> _Job_:
Set each entry down verbatim, omitting images.

> _Input data_:
-- Begin --
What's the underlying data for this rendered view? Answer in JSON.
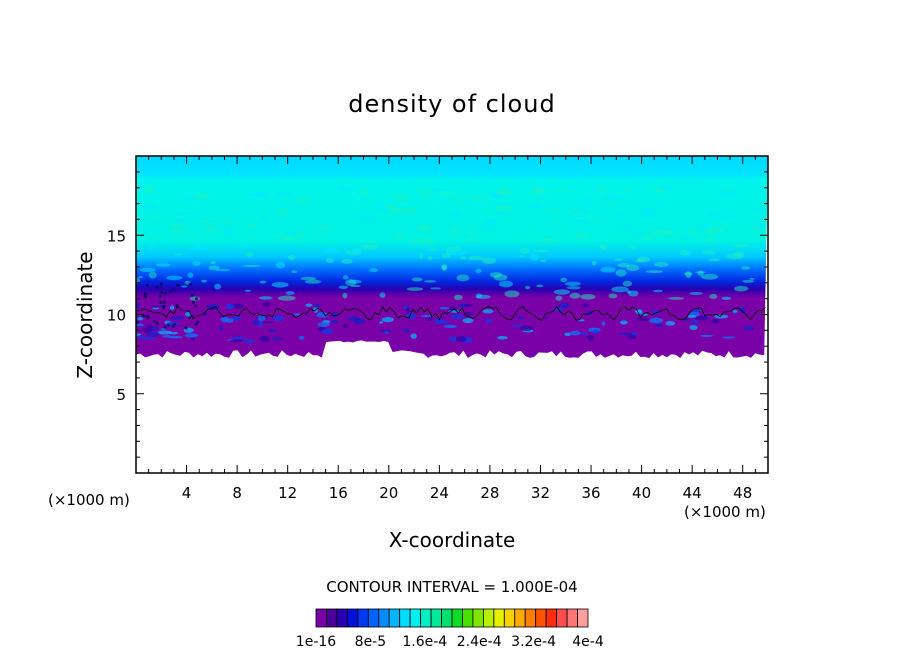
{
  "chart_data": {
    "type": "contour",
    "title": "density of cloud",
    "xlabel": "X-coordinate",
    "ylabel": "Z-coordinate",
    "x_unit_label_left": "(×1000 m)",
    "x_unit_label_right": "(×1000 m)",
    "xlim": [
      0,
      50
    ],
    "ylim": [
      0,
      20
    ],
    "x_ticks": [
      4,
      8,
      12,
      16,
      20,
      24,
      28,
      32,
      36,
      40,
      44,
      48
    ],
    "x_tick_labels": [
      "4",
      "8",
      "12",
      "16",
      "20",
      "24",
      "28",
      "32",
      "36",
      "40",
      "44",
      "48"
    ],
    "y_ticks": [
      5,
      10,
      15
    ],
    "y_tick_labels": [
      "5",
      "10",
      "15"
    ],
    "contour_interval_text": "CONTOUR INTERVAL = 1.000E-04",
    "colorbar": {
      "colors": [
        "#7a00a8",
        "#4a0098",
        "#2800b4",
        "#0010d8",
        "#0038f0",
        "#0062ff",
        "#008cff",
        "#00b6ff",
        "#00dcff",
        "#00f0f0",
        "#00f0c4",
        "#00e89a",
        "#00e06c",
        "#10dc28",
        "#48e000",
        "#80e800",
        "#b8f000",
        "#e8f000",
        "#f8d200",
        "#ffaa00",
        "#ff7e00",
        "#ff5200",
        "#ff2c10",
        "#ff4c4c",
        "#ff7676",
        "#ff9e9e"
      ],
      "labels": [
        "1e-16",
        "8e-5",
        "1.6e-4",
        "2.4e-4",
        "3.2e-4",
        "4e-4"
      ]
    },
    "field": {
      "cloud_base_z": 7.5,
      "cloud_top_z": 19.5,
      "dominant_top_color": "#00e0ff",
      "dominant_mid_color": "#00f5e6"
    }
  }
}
-- End --
> _Task response_:
What's the underlying data for this rendered view? Answer in JSON.
{
  "chart_data": {
    "type": "contour",
    "title": "density of cloud",
    "xlabel": "X-coordinate",
    "ylabel": "Z-coordinate",
    "x_unit_label_left": "(×1000 m)",
    "x_unit_label_right": "(×1000 m)",
    "xlim": [
      0,
      50
    ],
    "ylim": [
      0,
      20
    ],
    "x_ticks": [
      4,
      8,
      12,
      16,
      20,
      24,
      28,
      32,
      36,
      40,
      44,
      48
    ],
    "x_tick_labels": [
      "4",
      "8",
      "12",
      "16",
      "20",
      "24",
      "28",
      "32",
      "36",
      "40",
      "44",
      "48"
    ],
    "y_ticks": [
      5,
      10,
      15
    ],
    "y_tick_labels": [
      "5",
      "10",
      "15"
    ],
    "contour_interval_text": "CONTOUR INTERVAL = 1.000E-04",
    "colorbar": {
      "colors": [
        "#7a00a8",
        "#4a0098",
        "#2800b4",
        "#0010d8",
        "#0038f0",
        "#0062ff",
        "#008cff",
        "#00b6ff",
        "#00dcff",
        "#00f0f0",
        "#00f0c4",
        "#00e89a",
        "#00e06c",
        "#10dc28",
        "#48e000",
        "#80e800",
        "#b8f000",
        "#e8f000",
        "#f8d200",
        "#ffaa00",
        "#ff7e00",
        "#ff5200",
        "#ff2c10",
        "#ff4c4c",
        "#ff7676",
        "#ff9e9e"
      ],
      "labels": [
        "1e-16",
        "8e-5",
        "1.6e-4",
        "2.4e-4",
        "3.2e-4",
        "4e-4"
      ]
    },
    "field": {
      "cloud_base_z": 7.5,
      "cloud_top_z": 19.5,
      "dominant_top_color": "#00e0ff",
      "dominant_mid_color": "#00f5e6"
    }
  }
}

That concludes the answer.